Take every line that has the string "source" and copy it out.

» PROVIDED RECORDS:
Begin
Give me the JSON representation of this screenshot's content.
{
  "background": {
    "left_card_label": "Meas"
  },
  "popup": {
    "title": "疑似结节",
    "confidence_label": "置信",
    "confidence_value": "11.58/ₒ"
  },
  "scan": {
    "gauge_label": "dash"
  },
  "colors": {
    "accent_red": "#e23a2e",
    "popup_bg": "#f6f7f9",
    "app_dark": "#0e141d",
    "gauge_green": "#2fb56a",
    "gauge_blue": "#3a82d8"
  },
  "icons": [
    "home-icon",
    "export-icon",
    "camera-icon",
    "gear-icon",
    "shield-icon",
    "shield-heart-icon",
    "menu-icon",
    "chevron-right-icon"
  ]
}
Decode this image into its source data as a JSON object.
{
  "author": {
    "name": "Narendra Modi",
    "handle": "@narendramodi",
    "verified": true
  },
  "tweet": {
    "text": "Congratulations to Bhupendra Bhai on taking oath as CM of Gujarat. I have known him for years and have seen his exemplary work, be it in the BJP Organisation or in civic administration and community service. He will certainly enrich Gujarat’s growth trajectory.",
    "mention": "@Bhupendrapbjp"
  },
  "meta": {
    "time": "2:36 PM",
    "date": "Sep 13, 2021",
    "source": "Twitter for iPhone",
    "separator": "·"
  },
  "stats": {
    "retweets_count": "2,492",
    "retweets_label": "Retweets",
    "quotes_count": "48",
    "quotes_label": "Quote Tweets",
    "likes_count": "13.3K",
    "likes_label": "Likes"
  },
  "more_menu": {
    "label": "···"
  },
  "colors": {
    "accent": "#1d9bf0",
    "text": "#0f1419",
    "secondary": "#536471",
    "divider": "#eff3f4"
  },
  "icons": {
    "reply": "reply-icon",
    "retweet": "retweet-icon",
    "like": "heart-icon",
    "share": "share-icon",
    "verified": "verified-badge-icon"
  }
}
End
» THE SOLUTION:
Decode this image into its source data as a JSON object.
    "source": "Twitter for iPhone",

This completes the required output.